Input –
#####

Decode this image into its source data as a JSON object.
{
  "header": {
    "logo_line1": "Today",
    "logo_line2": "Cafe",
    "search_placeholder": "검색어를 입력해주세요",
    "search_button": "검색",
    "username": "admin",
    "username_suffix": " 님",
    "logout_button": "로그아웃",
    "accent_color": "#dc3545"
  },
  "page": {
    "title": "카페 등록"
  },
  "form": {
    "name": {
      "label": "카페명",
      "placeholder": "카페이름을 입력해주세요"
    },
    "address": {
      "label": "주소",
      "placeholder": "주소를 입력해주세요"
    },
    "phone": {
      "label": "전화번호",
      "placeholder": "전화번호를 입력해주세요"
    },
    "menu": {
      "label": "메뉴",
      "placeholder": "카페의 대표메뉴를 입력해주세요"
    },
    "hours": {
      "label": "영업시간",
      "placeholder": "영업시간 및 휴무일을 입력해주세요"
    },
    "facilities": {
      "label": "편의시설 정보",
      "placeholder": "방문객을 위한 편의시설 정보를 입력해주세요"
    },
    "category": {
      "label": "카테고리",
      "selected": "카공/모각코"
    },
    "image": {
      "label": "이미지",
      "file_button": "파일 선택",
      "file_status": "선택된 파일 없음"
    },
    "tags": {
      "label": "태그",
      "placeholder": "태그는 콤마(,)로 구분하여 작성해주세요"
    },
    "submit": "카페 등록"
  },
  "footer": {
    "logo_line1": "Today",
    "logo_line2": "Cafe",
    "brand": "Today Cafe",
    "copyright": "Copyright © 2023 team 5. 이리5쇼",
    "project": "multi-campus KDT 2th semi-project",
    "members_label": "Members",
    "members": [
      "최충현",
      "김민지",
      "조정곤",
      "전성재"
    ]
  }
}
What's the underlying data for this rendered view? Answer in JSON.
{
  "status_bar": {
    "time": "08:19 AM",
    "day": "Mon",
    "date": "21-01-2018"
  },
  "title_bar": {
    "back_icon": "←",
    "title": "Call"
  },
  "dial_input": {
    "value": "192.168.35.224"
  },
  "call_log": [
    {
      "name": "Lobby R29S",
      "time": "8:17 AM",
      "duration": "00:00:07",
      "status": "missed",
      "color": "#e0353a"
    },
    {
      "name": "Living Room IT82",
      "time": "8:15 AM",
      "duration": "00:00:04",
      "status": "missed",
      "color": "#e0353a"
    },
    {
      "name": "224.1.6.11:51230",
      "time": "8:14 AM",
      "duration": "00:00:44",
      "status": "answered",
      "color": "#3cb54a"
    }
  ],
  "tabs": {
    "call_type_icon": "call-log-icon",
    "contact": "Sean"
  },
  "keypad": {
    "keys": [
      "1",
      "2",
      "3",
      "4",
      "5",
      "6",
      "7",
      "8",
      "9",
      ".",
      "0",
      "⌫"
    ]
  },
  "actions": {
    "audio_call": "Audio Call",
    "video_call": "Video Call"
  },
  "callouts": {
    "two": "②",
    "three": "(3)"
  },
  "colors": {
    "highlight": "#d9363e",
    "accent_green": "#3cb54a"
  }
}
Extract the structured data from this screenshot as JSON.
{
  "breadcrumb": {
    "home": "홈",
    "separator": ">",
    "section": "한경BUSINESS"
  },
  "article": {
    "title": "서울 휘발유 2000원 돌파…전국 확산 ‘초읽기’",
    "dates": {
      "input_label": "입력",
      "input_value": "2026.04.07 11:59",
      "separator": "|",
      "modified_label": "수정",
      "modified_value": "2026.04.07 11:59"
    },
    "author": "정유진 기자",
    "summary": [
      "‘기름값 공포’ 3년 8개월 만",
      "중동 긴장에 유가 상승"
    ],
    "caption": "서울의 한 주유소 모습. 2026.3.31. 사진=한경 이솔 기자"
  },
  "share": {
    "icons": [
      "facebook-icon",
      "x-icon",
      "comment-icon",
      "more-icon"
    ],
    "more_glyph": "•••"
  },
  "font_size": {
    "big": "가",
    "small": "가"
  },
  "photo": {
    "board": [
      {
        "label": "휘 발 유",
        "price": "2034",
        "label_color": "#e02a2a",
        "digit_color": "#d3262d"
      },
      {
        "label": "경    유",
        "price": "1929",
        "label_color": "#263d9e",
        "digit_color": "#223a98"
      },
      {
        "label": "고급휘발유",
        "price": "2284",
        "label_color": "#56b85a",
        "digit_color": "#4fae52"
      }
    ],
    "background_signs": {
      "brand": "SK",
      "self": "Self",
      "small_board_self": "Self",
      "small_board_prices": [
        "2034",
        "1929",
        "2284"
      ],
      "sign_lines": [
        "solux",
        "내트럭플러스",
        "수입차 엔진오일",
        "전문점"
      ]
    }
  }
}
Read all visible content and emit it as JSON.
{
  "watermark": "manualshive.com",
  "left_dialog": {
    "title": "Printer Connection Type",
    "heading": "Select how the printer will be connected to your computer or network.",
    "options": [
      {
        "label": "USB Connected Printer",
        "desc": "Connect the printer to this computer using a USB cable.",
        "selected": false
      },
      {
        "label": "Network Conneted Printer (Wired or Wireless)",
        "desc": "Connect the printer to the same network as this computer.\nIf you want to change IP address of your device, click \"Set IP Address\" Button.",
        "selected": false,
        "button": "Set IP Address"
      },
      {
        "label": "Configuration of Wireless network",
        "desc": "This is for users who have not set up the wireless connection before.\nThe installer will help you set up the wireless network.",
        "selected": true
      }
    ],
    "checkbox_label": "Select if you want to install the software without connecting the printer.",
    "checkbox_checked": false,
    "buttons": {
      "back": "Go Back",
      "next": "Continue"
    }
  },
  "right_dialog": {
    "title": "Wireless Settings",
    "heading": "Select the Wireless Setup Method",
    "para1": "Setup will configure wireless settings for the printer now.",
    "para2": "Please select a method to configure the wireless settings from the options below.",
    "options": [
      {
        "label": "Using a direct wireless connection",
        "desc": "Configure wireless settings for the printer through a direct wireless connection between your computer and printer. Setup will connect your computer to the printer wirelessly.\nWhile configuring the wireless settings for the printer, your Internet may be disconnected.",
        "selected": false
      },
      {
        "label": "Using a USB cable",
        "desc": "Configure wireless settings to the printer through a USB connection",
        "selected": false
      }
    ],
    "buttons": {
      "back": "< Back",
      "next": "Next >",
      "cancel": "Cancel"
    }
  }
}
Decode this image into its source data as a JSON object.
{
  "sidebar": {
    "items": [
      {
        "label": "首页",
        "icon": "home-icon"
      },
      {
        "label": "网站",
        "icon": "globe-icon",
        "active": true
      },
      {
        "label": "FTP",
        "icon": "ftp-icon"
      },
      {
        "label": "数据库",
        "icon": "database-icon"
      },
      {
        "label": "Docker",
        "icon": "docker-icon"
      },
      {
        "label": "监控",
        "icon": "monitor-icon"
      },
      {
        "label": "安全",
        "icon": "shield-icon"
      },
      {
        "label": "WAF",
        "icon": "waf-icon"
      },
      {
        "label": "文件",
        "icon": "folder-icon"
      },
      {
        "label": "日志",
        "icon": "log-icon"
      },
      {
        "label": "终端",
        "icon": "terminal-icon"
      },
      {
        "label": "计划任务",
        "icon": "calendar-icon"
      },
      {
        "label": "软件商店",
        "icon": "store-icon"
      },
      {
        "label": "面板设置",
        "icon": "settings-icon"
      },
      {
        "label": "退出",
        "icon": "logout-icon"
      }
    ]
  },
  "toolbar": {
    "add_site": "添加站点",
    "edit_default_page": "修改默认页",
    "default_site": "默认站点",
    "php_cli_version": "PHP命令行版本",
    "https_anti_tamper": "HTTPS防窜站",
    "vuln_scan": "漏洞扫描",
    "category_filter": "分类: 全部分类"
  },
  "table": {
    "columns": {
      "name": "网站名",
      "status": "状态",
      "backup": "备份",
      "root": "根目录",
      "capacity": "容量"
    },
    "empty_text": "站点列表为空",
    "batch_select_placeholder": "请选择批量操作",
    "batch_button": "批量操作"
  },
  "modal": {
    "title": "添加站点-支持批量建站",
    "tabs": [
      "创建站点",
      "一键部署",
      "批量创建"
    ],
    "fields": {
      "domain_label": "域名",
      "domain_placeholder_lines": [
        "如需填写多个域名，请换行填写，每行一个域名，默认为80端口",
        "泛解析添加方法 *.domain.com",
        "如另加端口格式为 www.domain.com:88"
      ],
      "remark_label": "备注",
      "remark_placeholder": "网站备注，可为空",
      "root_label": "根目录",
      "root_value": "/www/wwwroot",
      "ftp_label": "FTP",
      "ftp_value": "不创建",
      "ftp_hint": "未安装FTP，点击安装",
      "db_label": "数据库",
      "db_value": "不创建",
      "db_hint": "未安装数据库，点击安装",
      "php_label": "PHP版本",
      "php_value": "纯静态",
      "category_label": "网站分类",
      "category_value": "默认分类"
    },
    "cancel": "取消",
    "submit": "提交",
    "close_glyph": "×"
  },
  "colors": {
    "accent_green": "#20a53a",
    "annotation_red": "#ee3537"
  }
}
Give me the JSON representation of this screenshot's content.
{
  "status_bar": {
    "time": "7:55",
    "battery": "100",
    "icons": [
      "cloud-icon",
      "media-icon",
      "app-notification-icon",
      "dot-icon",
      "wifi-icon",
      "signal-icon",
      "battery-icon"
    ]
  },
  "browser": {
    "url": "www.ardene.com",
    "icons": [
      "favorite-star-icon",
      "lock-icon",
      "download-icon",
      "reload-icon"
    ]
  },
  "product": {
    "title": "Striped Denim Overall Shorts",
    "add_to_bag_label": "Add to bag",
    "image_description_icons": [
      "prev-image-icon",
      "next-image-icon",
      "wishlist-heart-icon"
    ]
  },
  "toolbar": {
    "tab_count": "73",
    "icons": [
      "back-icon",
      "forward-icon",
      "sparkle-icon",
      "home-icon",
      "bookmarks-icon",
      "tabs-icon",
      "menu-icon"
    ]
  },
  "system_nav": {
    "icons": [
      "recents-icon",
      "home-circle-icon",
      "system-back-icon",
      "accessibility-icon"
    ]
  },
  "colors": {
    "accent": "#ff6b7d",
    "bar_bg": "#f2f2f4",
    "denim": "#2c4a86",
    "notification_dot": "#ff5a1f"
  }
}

#####

Task – Only the lines from the one containing "Give me the" through the end of the entries above belong in the answer; repeat them exactly.

Response to the exercise –
Give me the JSON representation of this screenshot's content.
{
  "status_bar": {
    "time": "7:55",
    "battery": "100",
    "icons": [
      "cloud-icon",
      "media-icon",
      "app-notification-icon",
      "dot-icon",
      "wifi-icon",
      "signal-icon",
      "battery-icon"
    ]
  },
  "browser": {
    "url": "www.ardene.com",
    "icons": [
      "favorite-star-icon",
      "lock-icon",
      "download-icon",
      "reload-icon"
    ]
  },
  "product": {
    "title": "Striped Denim Overall Shorts",
    "add_to_bag_label": "Add to bag",
    "image_description_icons": [
      "prev-image-icon",
      "next-image-icon",
      "wishlist-heart-icon"
    ]
  },
  "toolbar": {
    "tab_count": "73",
    "icons": [
      "back-icon",
      "forward-icon",
      "sparkle-icon",
      "home-icon",
      "bookmarks-icon",
      "tabs-icon",
      "menu-icon"
    ]
  },
  "system_nav": {
    "icons": [
      "recents-icon",
      "home-circle-icon",
      "system-back-icon",
      "accessibility-icon"
    ]
  },
  "colors": {
    "accent": "#ff6b7d",
    "bar_bg": "#f2f2f4",
    "denim": "#2c4a86",
    "notification_dot": "#ff5a1f"
  }
}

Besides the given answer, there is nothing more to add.